### [The problem]
Select from the records below every line that has the word "Temperature" in it.

Stored data
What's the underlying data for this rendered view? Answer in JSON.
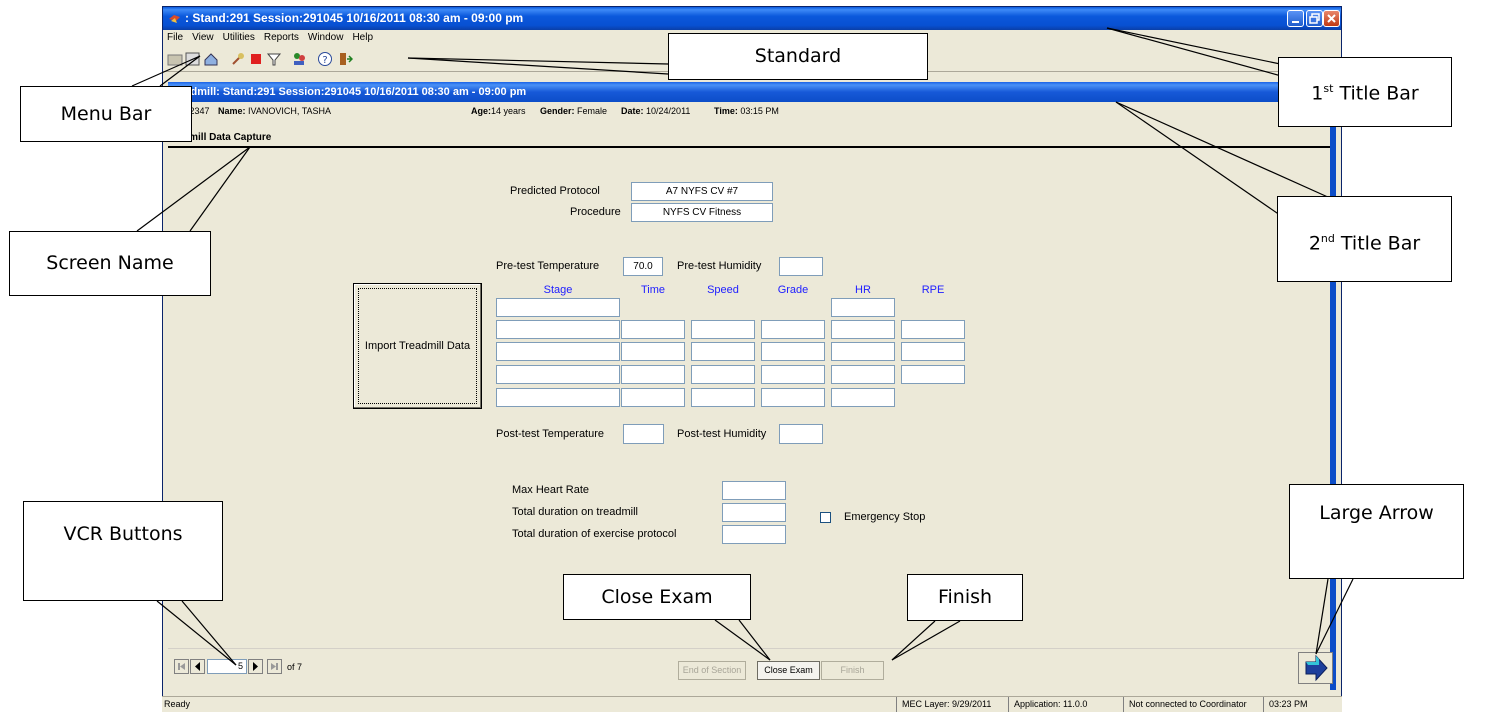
{
  "window": {
    "title": ": Stand:291 Session:291045 10/16/2011 08:30 am - 09:00 pm",
    "menu": [
      "File",
      "View",
      "Utilities",
      "Reports",
      "Window",
      "Help"
    ]
  },
  "toolbar_icons": [
    "open-icon",
    "save-icon",
    "home-icon",
    "tool-icon",
    "stop-icon",
    "filter-icon",
    "people-icon",
    "help-icon",
    "exit-icon"
  ],
  "inner_window": {
    "title": "readmill: Stand:291 Session:291045 10/16/2011 08:30 am - 09:00 pm",
    "info": {
      "id_label": "D:",
      "id_value": "572347",
      "name_label": "Name:",
      "name_value": "IVANOVICH, TASHA",
      "age_label": "Age:",
      "age_value": "14 years",
      "gender_label": "Gender:",
      "gender_value": "Female",
      "date_label": "Date:",
      "date_value": "10/24/2011",
      "time_label": "Time:",
      "time_value": "03:15 PM"
    },
    "screen_name": "readmill Data Capture"
  },
  "form": {
    "predicted_protocol_label": "Predicted Protocol",
    "predicted_protocol_value": "A7 NYFS CV #7",
    "procedure_label": "Procedure",
    "procedure_value": "NYFS CV Fitness",
    "pre_temp_label": "Pre-test Temperature",
    "pre_temp_value": "70.0",
    "pre_humidity_label": "Pre-test Humidity",
    "pre_humidity_value": "",
    "import_button": "Import Treadmill Data",
    "columns": [
      "Stage",
      "Time",
      "Speed",
      "Grade",
      "HR",
      "RPE"
    ],
    "post_temp_label": "Post-test Temperature",
    "post_temp_value": "",
    "post_humidity_label": "Post-test Humidity",
    "post_humidity_value": "",
    "max_hr_label": "Max Heart Rate",
    "total_treadmill_label": "Total duration on treadmill",
    "total_protocol_label": "Total duration of exercise protocol",
    "emergency_stop_label": "Emergency Stop"
  },
  "navigation": {
    "page_value": "5",
    "of_text": "of 7",
    "end_of_section": "End of Section",
    "close_exam": "Close Exam",
    "finish": "Finish"
  },
  "status": {
    "ready": "Ready",
    "mec_layer": "MEC Layer: 9/29/2011",
    "application": "Application: 11.0.0",
    "connection": "Not connected to Coordinator",
    "clock": "03:23 PM"
  },
  "callouts": {
    "standard": "Standard",
    "first_title_bar": "1",
    "first_sup": "st",
    "first_rest": " Title Bar",
    "menu_bar": "Menu Bar",
    "second_title_bar": "2",
    "second_sup": "nd",
    "second_rest": " Title Bar",
    "screen_name": "Screen Name",
    "vcr_buttons": "VCR Buttons",
    "large_arrow": "Large Arrow",
    "close_exam": "Close Exam",
    "finish": "Finish"
  },
  "colors": {
    "titlebar_blue": "#0850d2",
    "window_bg": "#ece9d8",
    "header_blue": "#2020ff"
  }
}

### [Response to this task]
    "pre_temp_label": "Pre-test Temperature",
    "post_temp_label": "Post-test Temperature",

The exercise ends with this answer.